Extract each line holding the word "araw" from the entries.
..........
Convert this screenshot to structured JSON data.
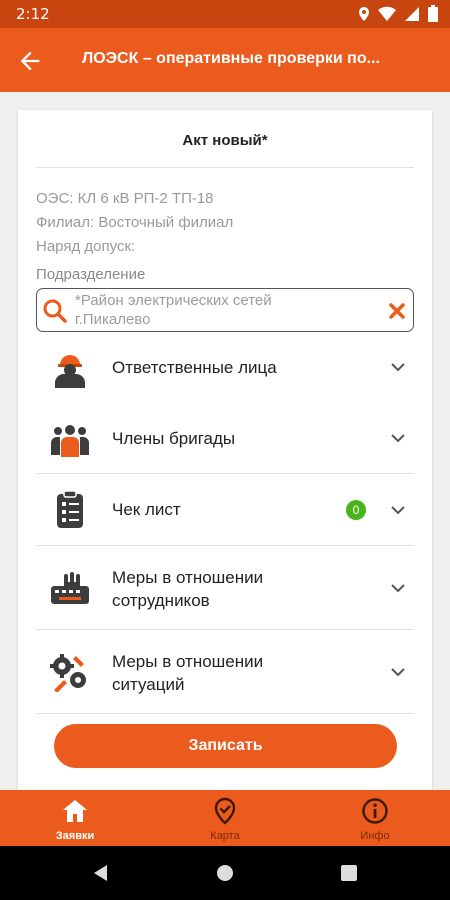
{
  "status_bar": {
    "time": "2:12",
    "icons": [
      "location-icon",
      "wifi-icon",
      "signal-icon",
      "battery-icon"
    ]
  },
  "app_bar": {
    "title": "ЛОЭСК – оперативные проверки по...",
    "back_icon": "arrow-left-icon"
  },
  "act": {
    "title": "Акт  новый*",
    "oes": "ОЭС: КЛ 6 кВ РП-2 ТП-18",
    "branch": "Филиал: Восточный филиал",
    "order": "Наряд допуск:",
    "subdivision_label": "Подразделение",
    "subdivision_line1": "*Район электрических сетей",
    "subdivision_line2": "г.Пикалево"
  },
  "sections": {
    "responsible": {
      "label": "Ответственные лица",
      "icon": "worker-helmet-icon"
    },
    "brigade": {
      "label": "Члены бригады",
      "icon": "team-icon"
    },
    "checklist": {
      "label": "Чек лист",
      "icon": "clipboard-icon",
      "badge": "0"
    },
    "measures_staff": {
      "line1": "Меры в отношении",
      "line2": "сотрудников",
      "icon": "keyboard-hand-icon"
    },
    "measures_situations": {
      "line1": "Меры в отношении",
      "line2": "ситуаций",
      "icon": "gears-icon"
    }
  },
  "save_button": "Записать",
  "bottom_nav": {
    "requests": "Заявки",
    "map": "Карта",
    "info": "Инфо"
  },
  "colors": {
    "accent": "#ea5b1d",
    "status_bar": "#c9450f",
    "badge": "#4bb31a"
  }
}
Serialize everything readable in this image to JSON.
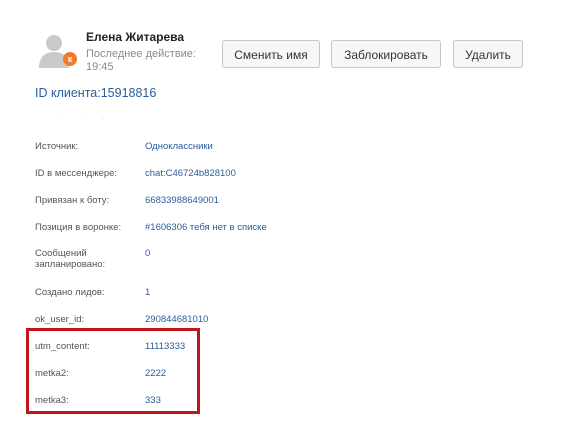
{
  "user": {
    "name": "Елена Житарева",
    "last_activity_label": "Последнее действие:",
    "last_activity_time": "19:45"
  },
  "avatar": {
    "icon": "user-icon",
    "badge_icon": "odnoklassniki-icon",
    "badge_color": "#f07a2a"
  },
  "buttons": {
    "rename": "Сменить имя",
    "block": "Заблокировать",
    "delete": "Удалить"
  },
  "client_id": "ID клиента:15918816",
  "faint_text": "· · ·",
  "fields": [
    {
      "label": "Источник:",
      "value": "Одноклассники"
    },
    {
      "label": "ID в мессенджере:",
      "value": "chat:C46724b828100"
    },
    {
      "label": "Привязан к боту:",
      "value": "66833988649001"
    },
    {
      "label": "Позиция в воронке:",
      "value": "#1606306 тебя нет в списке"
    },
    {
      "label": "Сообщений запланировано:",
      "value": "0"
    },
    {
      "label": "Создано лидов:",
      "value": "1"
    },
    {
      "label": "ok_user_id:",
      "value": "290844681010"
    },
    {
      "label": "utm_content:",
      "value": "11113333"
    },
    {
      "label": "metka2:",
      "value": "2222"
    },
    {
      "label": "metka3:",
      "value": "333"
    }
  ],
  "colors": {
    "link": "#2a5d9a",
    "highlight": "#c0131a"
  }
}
..........
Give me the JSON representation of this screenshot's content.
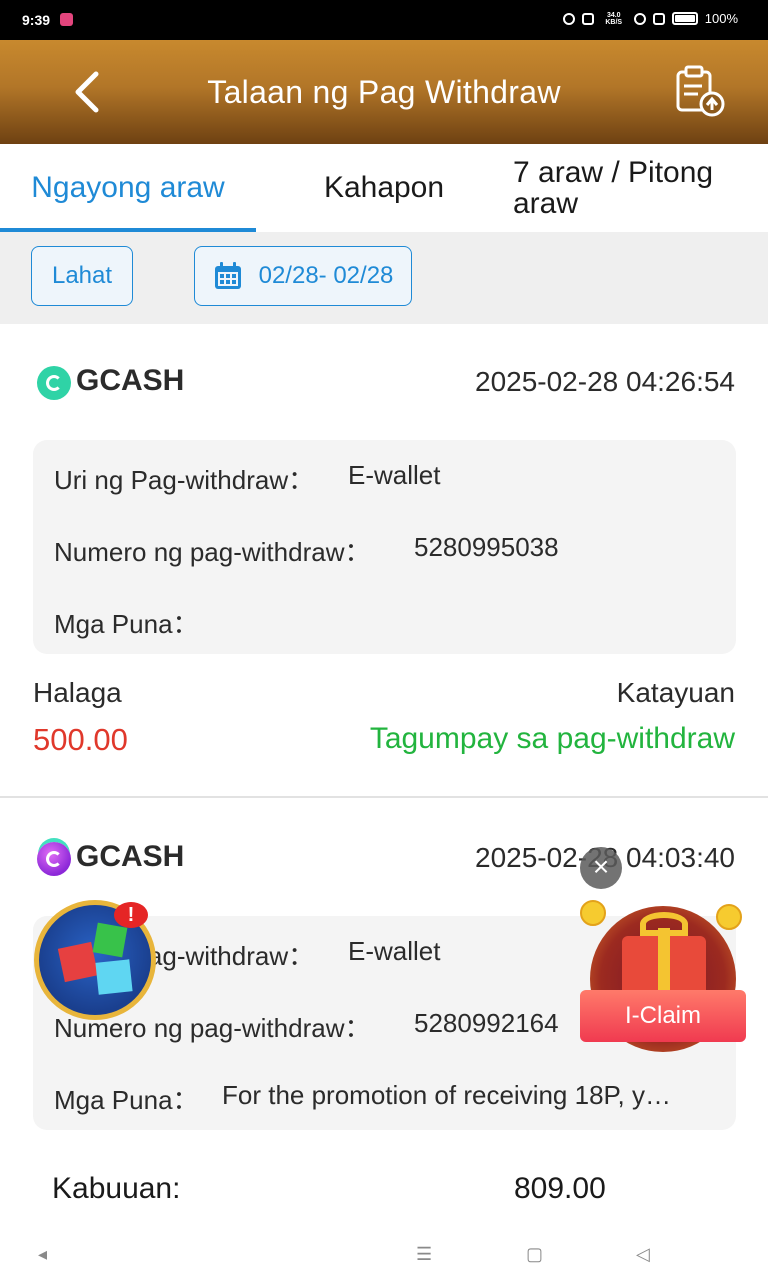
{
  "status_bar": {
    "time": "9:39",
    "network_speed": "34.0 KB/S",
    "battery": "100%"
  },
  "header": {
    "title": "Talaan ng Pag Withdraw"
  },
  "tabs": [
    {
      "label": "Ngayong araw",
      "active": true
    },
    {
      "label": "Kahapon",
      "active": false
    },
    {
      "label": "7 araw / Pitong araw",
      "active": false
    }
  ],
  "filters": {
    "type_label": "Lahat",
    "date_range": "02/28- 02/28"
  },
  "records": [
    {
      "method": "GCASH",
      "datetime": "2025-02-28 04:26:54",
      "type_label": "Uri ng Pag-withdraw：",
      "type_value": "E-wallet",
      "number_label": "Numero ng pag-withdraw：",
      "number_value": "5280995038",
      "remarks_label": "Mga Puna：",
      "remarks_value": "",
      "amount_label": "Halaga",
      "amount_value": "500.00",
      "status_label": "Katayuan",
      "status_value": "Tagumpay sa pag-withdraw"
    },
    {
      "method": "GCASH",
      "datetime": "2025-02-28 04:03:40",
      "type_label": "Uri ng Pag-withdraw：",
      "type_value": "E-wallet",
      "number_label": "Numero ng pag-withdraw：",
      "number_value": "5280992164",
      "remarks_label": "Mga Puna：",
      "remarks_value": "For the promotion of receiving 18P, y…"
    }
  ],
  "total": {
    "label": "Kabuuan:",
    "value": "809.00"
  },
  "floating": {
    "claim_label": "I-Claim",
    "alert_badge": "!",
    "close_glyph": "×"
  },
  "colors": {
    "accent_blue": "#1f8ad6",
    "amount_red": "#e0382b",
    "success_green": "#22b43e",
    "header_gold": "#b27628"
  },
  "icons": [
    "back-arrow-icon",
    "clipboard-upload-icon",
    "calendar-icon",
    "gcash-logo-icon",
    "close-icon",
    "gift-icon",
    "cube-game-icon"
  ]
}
..........
§ Complete output
      "label": "Ngayong araw",
      "label": "7 araw / Pitong araw",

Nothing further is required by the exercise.